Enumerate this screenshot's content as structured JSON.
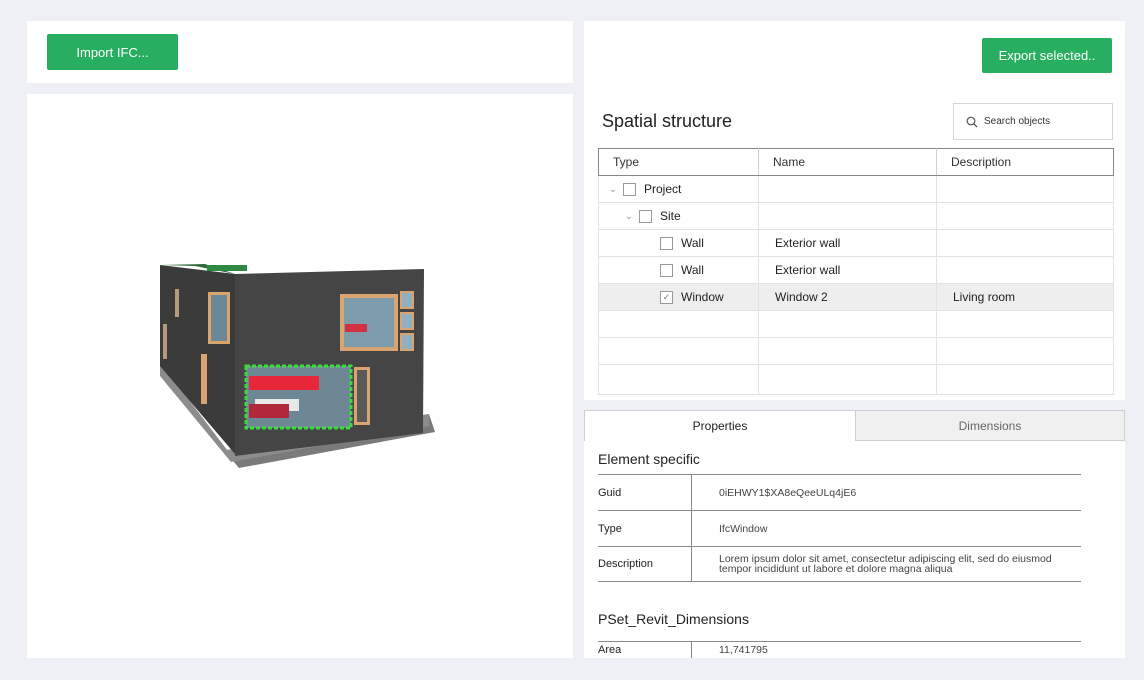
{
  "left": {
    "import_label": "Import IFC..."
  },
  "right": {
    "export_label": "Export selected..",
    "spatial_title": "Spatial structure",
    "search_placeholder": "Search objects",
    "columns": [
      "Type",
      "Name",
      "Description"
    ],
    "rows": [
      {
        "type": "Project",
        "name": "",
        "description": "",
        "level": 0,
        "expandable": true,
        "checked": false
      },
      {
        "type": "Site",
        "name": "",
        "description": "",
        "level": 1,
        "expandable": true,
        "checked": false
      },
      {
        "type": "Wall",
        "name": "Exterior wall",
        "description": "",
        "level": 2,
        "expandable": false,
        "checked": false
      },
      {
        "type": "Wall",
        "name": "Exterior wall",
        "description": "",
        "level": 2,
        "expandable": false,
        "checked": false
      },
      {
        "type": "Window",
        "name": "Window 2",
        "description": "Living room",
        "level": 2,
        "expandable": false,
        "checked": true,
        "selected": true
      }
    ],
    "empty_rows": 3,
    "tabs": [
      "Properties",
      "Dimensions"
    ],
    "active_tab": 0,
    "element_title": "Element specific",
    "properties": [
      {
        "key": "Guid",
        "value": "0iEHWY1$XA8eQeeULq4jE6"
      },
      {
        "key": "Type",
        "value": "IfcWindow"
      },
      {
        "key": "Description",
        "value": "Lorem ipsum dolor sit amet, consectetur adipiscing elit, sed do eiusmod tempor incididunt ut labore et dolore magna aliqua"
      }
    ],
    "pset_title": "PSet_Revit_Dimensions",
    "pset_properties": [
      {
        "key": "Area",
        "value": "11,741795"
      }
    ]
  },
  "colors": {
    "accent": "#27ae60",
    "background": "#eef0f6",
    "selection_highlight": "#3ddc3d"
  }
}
-.-.-
*Work to complete*
With the pictures left out, transcribe the material exactly.

*Reply to the task*
Enumerate this screenshot's content as structured JSON.
{
  "left": {
    "import_label": "Import IFC..."
  },
  "right": {
    "export_label": "Export selected..",
    "spatial_title": "Spatial structure",
    "search_placeholder": "Search objects",
    "columns": [
      "Type",
      "Name",
      "Description"
    ],
    "rows": [
      {
        "type": "Project",
        "name": "",
        "description": "",
        "level": 0,
        "expandable": true,
        "checked": false
      },
      {
        "type": "Site",
        "name": "",
        "description": "",
        "level": 1,
        "expandable": true,
        "checked": false
      },
      {
        "type": "Wall",
        "name": "Exterior wall",
        "description": "",
        "level": 2,
        "expandable": false,
        "checked": false
      },
      {
        "type": "Wall",
        "name": "Exterior wall",
        "description": "",
        "level": 2,
        "expandable": false,
        "checked": false
      },
      {
        "type": "Window",
        "name": "Window 2",
        "description": "Living room",
        "level": 2,
        "expandable": false,
        "checked": true,
        "selected": true
      }
    ],
    "empty_rows": 3,
    "tabs": [
      "Properties",
      "Dimensions"
    ],
    "active_tab": 0,
    "element_title": "Element specific",
    "properties": [
      {
        "key": "Guid",
        "value": "0iEHWY1$XA8eQeeULq4jE6"
      },
      {
        "key": "Type",
        "value": "IfcWindow"
      },
      {
        "key": "Description",
        "value": "Lorem ipsum dolor sit amet, consectetur adipiscing elit, sed do eiusmod tempor incididunt ut labore et dolore magna aliqua"
      }
    ],
    "pset_title": "PSet_Revit_Dimensions",
    "pset_properties": [
      {
        "key": "Area",
        "value": "11,741795"
      }
    ]
  },
  "colors": {
    "accent": "#27ae60",
    "background": "#eef0f6",
    "selection_highlight": "#3ddc3d"
  }
}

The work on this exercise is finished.